* **THE EXERCISE**:
Note how many lines include the word "name", and give that number by itself.

-- Begin RECORDS TO USE --

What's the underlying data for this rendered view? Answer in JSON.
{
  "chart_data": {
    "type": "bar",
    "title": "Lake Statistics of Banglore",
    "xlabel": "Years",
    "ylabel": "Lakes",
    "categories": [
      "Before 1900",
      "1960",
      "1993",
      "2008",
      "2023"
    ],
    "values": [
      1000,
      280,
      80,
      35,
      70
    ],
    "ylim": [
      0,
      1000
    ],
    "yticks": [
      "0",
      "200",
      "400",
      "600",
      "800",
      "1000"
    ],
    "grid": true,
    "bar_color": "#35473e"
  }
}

-- End RECORDS TO USE --
-- Begin RECORDS TO USE --

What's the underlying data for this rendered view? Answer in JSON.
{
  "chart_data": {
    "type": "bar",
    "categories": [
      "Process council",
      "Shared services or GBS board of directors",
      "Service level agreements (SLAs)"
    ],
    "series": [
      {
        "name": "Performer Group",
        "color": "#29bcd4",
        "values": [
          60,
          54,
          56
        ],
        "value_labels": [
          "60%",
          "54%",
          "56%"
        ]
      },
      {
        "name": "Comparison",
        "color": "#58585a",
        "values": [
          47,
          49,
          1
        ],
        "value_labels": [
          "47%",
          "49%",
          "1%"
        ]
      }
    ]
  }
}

-- End RECORDS TO USE --

* **TASK RESPONSE**:
2